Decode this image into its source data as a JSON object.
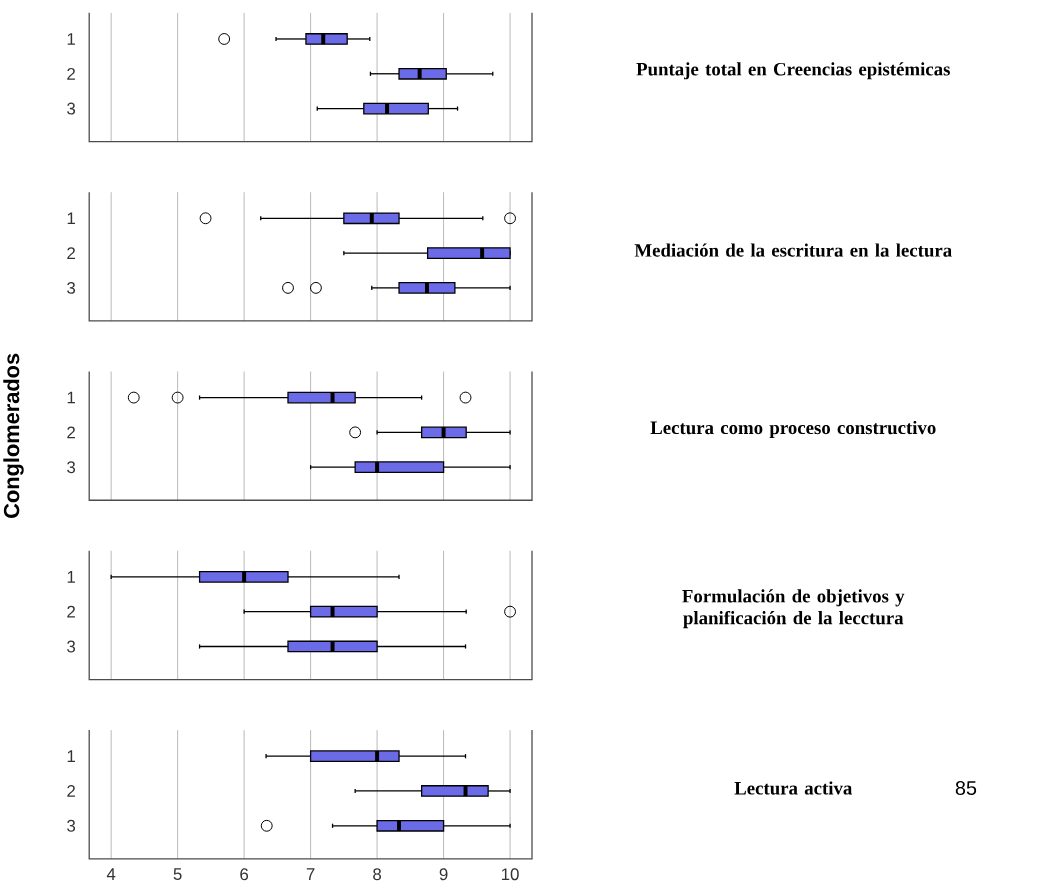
{
  "chart_data": [
    {
      "type": "box",
      "orientation": "horizontal",
      "annotations": [
        "Puntaje total en Creencias epistémicas"
      ],
      "categories": [
        "1",
        "2",
        "3"
      ],
      "color": "#6b6be8",
      "grid": "x",
      "tick_labels": "y",
      "xlim": [
        3.67,
        10.33
      ],
      "xticks": [
        4,
        5,
        6,
        7,
        8,
        9,
        10
      ],
      "boxes": [
        {
          "low": 6.48,
          "q1": 6.93,
          "median": 7.19,
          "q3": 7.55,
          "high": 7.89,
          "outliers": [
            5.7
          ]
        },
        {
          "low": 7.9,
          "q1": 8.33,
          "median": 8.64,
          "q3": 9.04,
          "high": 9.74
        },
        {
          "low": 7.1,
          "q1": 7.8,
          "median": 8.15,
          "q3": 8.77,
          "high": 9.21
        }
      ]
    },
    {
      "type": "box",
      "orientation": "horizontal",
      "annotations": [
        "Mediación de la escritura en la lectura"
      ],
      "categories": [
        "1",
        "2",
        "3"
      ],
      "color": "#6b6be8",
      "grid": "x",
      "tick_labels": "y",
      "xlim": [
        3.67,
        10.33
      ],
      "xticks": [
        4,
        5,
        6,
        7,
        8,
        9,
        10
      ],
      "boxes": [
        {
          "low": 6.25,
          "q1": 7.5,
          "median": 7.92,
          "q3": 8.33,
          "high": 9.59,
          "outliers": [
            5.42,
            10
          ]
        },
        {
          "low": 7.5,
          "q1": 8.76,
          "median": 9.58,
          "q3": 10,
          "high": 10
        },
        {
          "low": 7.92,
          "q1": 8.33,
          "median": 8.75,
          "q3": 9.17,
          "high": 10,
          "outliers": [
            6.66,
            7.08
          ]
        }
      ]
    },
    {
      "type": "box",
      "orientation": "horizontal",
      "annotations": [
        "Lectura como proceso constructivo"
      ],
      "ylabel": "Conglomerados",
      "categories": [
        "1",
        "2",
        "3"
      ],
      "color": "#6b6be8",
      "grid": "x",
      "tick_labels": "y",
      "xlim": [
        3.67,
        10.33
      ],
      "xticks": [
        4,
        5,
        6,
        7,
        8,
        9,
        10
      ],
      "boxes": [
        {
          "low": 5.33,
          "q1": 6.66,
          "median": 7.33,
          "q3": 7.67,
          "high": 8.67,
          "outliers": [
            4.34,
            5.0,
            9.33
          ]
        },
        {
          "low": 8.0,
          "q1": 8.67,
          "median": 9.0,
          "q3": 9.34,
          "high": 10,
          "outliers": [
            7.67
          ]
        },
        {
          "low": 7.0,
          "q1": 7.67,
          "median": 8.0,
          "q3": 9.0,
          "high": 10
        }
      ]
    },
    {
      "type": "box",
      "orientation": "horizontal",
      "annotations": [
        "Formulación de objetivos y planificación de la lecctura"
      ],
      "categories": [
        "1",
        "2",
        "3"
      ],
      "color": "#6b6be8",
      "grid": "x",
      "tick_labels": "y",
      "xlim": [
        3.67,
        10.33
      ],
      "xticks": [
        4,
        5,
        6,
        7,
        8,
        9,
        10
      ],
      "boxes": [
        {
          "low": 4.0,
          "q1": 5.33,
          "median": 6.0,
          "q3": 6.66,
          "high": 8.33
        },
        {
          "low": 6.0,
          "q1": 7.0,
          "median": 7.33,
          "q3": 8.0,
          "high": 9.34,
          "outliers": [
            10
          ]
        },
        {
          "low": 5.33,
          "q1": 6.66,
          "median": 7.33,
          "q3": 8.0,
          "high": 9.33
        }
      ]
    },
    {
      "type": "box",
      "orientation": "horizontal",
      "annotations": [
        "Lectura activa",
        "85"
      ],
      "categories": [
        "1",
        "2",
        "3"
      ],
      "color": "#6b6be8",
      "grid": "x",
      "xlim": [
        3.67,
        10.33
      ],
      "xticks": [
        4,
        5,
        6,
        7,
        8,
        9,
        10
      ],
      "boxes": [
        {
          "low": 6.33,
          "q1": 7.0,
          "median": 8.0,
          "q3": 8.33,
          "high": 9.33
        },
        {
          "low": 7.67,
          "q1": 8.67,
          "median": 9.33,
          "q3": 9.67,
          "high": 10
        },
        {
          "low": 7.33,
          "q1": 8.0,
          "median": 8.33,
          "q3": 9.0,
          "high": 10,
          "outliers": [
            6.34
          ]
        }
      ]
    }
  ]
}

──────

**Task details:**
Set down the complete material exactly, but do not include the images.

**Final result:**
Decode this image into its source data as a JSON object.
{
  "chart_data": [
    {
      "type": "box",
      "orientation": "horizontal",
      "annotations": [
        "Puntaje total en Creencias epistémicas"
      ],
      "categories": [
        "1",
        "2",
        "3"
      ],
      "color": "#6b6be8",
      "grid": "x",
      "tick_labels": "y",
      "xlim": [
        3.67,
        10.33
      ],
      "xticks": [
        4,
        5,
        6,
        7,
        8,
        9,
        10
      ],
      "boxes": [
        {
          "low": 6.48,
          "q1": 6.93,
          "median": 7.19,
          "q3": 7.55,
          "high": 7.89,
          "outliers": [
            5.7
          ]
        },
        {
          "low": 7.9,
          "q1": 8.33,
          "median": 8.64,
          "q3": 9.04,
          "high": 9.74
        },
        {
          "low": 7.1,
          "q1": 7.8,
          "median": 8.15,
          "q3": 8.77,
          "high": 9.21
        }
      ]
    },
    {
      "type": "box",
      "orientation": "horizontal",
      "annotations": [
        "Mediación de la escritura en la lectura"
      ],
      "categories": [
        "1",
        "2",
        "3"
      ],
      "color": "#6b6be8",
      "grid": "x",
      "tick_labels": "y",
      "xlim": [
        3.67,
        10.33
      ],
      "xticks": [
        4,
        5,
        6,
        7,
        8,
        9,
        10
      ],
      "boxes": [
        {
          "low": 6.25,
          "q1": 7.5,
          "median": 7.92,
          "q3": 8.33,
          "high": 9.59,
          "outliers": [
            5.42,
            10
          ]
        },
        {
          "low": 7.5,
          "q1": 8.76,
          "median": 9.58,
          "q3": 10,
          "high": 10
        },
        {
          "low": 7.92,
          "q1": 8.33,
          "median": 8.75,
          "q3": 9.17,
          "high": 10,
          "outliers": [
            6.66,
            7.08
          ]
        }
      ]
    },
    {
      "type": "box",
      "orientation": "horizontal",
      "annotations": [
        "Lectura como proceso constructivo"
      ],
      "ylabel": "Conglomerados",
      "categories": [
        "1",
        "2",
        "3"
      ],
      "color": "#6b6be8",
      "grid": "x",
      "tick_labels": "y",
      "xlim": [
        3.67,
        10.33
      ],
      "xticks": [
        4,
        5,
        6,
        7,
        8,
        9,
        10
      ],
      "boxes": [
        {
          "low": 5.33,
          "q1": 6.66,
          "median": 7.33,
          "q3": 7.67,
          "high": 8.67,
          "outliers": [
            4.34,
            5.0,
            9.33
          ]
        },
        {
          "low": 8.0,
          "q1": 8.67,
          "median": 9.0,
          "q3": 9.34,
          "high": 10,
          "outliers": [
            7.67
          ]
        },
        {
          "low": 7.0,
          "q1": 7.67,
          "median": 8.0,
          "q3": 9.0,
          "high": 10
        }
      ]
    },
    {
      "type": "box",
      "orientation": "horizontal",
      "annotations": [
        "Formulación de objetivos y planificación de la lecctura"
      ],
      "categories": [
        "1",
        "2",
        "3"
      ],
      "color": "#6b6be8",
      "grid": "x",
      "tick_labels": "y",
      "xlim": [
        3.67,
        10.33
      ],
      "xticks": [
        4,
        5,
        6,
        7,
        8,
        9,
        10
      ],
      "boxes": [
        {
          "low": 4.0,
          "q1": 5.33,
          "median": 6.0,
          "q3": 6.66,
          "high": 8.33
        },
        {
          "low": 6.0,
          "q1": 7.0,
          "median": 7.33,
          "q3": 8.0,
          "high": 9.34,
          "outliers": [
            10
          ]
        },
        {
          "low": 5.33,
          "q1": 6.66,
          "median": 7.33,
          "q3": 8.0,
          "high": 9.33
        }
      ]
    },
    {
      "type": "box",
      "orientation": "horizontal",
      "annotations": [
        "Lectura activa",
        "85"
      ],
      "categories": [
        "1",
        "2",
        "3"
      ],
      "color": "#6b6be8",
      "grid": "x",
      "xlim": [
        3.67,
        10.33
      ],
      "xticks": [
        4,
        5,
        6,
        7,
        8,
        9,
        10
      ],
      "boxes": [
        {
          "low": 6.33,
          "q1": 7.0,
          "median": 8.0,
          "q3": 8.33,
          "high": 9.33
        },
        {
          "low": 7.67,
          "q1": 8.67,
          "median": 9.33,
          "q3": 9.67,
          "high": 10
        },
        {
          "low": 7.33,
          "q1": 8.0,
          "median": 8.33,
          "q3": 9.0,
          "high": 10,
          "outliers": [
            6.34
          ]
        }
      ]
    }
  ]
}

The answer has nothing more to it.